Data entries
..........

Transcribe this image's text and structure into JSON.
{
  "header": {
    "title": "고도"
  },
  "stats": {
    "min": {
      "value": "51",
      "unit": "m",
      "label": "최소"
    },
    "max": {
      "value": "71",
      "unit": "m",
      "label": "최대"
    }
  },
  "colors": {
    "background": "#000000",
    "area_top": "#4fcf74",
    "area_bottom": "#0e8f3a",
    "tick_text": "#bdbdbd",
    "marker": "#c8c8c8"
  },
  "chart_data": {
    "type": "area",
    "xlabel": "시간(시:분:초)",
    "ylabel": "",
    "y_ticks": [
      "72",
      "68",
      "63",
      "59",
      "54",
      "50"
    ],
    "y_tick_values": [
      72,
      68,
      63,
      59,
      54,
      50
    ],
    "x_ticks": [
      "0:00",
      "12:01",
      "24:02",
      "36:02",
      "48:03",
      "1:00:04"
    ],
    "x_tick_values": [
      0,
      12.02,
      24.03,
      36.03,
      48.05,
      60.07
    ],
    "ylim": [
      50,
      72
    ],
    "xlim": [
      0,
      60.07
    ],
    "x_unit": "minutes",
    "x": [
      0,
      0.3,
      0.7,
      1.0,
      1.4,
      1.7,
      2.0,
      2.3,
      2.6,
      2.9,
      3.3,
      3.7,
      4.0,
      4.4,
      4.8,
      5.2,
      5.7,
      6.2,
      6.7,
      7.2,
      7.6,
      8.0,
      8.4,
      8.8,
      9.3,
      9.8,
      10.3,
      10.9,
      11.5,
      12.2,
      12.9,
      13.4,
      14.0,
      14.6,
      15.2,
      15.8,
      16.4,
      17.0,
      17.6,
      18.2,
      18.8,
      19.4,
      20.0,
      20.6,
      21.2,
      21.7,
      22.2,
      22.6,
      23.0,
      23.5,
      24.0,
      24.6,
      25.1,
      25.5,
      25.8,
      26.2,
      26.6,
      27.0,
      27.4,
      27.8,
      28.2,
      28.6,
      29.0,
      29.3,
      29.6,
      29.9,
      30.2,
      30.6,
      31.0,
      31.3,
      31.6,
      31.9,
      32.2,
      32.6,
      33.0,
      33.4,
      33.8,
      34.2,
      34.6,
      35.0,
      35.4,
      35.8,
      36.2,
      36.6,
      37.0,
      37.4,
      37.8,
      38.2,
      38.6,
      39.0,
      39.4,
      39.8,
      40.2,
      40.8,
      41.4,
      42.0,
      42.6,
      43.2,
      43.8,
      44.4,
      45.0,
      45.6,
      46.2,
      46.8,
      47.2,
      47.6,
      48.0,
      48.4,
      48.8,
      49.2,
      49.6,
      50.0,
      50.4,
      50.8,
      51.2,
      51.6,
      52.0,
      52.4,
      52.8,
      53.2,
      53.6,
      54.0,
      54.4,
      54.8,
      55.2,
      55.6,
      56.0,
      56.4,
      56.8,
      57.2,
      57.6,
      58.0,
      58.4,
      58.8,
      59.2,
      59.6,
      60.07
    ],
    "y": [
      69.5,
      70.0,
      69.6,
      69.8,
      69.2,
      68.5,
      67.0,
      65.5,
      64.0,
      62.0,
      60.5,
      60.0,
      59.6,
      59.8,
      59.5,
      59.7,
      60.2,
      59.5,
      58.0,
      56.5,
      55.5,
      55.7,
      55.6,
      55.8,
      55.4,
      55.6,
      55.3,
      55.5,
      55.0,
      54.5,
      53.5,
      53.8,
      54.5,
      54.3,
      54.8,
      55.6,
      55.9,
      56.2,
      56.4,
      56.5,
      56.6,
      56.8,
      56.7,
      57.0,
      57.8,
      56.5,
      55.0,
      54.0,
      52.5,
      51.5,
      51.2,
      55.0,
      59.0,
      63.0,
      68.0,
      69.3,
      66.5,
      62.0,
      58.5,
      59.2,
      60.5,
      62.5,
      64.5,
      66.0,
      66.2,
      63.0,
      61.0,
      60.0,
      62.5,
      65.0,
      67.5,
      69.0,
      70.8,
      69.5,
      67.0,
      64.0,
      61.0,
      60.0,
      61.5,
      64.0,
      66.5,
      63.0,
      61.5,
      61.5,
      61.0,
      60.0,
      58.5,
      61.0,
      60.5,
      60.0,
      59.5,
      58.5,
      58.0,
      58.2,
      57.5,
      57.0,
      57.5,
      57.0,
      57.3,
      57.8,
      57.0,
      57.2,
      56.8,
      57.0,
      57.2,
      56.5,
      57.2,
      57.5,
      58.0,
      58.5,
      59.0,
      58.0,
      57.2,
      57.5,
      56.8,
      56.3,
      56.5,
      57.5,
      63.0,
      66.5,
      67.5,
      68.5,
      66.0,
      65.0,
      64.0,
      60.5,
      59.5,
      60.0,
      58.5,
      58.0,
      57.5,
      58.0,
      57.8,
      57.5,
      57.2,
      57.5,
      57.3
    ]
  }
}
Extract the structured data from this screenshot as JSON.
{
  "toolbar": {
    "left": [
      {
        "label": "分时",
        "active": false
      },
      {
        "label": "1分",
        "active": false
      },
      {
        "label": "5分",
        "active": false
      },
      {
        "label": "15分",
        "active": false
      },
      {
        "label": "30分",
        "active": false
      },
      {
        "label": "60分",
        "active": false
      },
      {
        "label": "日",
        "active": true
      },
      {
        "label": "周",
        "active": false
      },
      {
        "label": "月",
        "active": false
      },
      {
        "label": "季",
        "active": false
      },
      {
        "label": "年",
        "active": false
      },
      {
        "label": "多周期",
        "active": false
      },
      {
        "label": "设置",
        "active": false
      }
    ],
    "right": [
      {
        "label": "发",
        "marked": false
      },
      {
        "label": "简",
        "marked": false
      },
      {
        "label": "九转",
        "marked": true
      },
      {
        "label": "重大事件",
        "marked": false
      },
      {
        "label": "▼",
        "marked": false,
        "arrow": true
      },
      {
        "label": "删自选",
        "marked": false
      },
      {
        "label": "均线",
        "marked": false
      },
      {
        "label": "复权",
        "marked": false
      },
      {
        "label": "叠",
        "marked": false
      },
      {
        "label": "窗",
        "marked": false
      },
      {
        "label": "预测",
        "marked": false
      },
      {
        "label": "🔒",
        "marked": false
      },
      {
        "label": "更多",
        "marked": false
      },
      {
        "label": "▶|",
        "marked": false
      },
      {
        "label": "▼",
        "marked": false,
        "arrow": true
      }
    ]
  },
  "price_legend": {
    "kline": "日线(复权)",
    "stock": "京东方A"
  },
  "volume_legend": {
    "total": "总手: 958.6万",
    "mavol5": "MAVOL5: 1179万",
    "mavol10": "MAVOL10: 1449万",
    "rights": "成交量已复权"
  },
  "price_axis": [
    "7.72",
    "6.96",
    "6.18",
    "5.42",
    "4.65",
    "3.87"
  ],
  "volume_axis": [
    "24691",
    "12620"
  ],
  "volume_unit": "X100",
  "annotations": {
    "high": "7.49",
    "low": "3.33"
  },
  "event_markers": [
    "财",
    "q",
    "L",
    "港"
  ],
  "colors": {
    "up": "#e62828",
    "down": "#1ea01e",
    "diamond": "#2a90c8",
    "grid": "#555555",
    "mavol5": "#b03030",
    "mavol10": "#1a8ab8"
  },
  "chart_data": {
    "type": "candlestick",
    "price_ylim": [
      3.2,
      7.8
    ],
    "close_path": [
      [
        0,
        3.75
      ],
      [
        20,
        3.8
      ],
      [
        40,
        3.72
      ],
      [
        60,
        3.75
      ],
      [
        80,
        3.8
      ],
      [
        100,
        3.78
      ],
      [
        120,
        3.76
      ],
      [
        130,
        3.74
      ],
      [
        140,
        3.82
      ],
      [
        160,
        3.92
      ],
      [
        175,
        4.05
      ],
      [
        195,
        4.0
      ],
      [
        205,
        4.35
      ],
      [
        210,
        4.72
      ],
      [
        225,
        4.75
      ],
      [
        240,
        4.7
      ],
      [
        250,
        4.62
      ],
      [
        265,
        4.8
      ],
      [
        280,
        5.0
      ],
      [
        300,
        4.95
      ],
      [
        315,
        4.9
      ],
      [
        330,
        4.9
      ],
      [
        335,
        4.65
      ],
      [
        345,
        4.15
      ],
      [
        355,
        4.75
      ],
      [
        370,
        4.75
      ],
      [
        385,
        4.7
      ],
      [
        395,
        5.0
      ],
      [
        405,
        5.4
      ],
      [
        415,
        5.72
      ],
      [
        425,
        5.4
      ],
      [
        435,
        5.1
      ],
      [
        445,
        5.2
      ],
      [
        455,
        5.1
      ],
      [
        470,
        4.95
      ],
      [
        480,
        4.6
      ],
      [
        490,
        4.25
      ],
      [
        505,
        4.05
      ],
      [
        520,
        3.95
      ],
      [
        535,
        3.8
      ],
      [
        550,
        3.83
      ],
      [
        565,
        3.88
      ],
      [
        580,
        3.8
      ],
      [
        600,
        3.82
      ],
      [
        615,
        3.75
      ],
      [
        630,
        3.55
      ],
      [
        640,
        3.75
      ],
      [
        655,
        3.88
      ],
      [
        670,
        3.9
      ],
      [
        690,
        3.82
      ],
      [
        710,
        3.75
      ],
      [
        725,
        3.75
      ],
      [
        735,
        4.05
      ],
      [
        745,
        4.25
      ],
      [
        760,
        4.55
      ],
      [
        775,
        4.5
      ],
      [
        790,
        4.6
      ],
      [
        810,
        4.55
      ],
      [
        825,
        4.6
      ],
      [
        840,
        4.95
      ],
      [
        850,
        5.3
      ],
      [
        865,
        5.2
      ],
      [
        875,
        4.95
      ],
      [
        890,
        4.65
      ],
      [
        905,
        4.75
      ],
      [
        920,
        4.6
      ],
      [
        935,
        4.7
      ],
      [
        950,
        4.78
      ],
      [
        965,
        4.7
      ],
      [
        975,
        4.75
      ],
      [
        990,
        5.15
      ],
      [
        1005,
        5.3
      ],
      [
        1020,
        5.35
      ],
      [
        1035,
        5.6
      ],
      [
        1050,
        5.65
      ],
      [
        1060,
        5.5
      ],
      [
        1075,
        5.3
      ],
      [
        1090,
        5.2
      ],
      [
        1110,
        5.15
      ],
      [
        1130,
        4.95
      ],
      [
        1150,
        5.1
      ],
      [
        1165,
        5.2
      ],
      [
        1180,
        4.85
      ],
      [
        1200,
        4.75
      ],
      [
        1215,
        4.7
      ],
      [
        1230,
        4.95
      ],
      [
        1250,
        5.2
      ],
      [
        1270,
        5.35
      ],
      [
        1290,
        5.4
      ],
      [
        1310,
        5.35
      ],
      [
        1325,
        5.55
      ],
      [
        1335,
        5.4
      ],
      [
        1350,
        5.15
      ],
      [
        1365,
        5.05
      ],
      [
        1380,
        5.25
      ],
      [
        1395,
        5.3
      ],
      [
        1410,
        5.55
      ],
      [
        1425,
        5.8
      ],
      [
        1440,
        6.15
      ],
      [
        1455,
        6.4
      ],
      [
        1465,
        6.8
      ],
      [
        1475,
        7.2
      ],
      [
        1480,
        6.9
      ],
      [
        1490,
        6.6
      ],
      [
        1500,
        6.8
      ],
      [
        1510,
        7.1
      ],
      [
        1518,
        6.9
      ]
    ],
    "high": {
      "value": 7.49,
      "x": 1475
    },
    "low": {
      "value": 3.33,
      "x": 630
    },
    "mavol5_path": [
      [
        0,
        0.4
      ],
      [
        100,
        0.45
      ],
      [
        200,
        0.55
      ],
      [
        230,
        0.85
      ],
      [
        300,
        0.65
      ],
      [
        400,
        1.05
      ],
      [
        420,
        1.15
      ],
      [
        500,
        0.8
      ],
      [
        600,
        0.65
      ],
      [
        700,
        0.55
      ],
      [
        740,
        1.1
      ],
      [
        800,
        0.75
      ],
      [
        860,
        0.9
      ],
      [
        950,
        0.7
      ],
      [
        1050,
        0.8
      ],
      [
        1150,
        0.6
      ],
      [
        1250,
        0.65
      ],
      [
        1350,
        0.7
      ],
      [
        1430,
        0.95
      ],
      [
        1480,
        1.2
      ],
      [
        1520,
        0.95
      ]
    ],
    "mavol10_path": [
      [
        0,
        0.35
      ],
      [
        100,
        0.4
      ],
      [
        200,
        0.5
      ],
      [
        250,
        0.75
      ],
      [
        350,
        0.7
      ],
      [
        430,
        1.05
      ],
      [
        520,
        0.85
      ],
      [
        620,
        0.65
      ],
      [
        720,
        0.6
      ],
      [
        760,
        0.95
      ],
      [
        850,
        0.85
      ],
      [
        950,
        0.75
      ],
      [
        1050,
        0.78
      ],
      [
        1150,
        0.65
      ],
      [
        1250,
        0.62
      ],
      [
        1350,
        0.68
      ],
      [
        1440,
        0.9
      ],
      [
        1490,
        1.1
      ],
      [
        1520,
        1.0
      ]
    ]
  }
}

..........

_Exercise_. Scan the lines for the string "this". Pick out every line that has it.

_Expected answer_.
Transcribe this image's text and structure into JSON.
Extract the structured data from this screenshot as JSON.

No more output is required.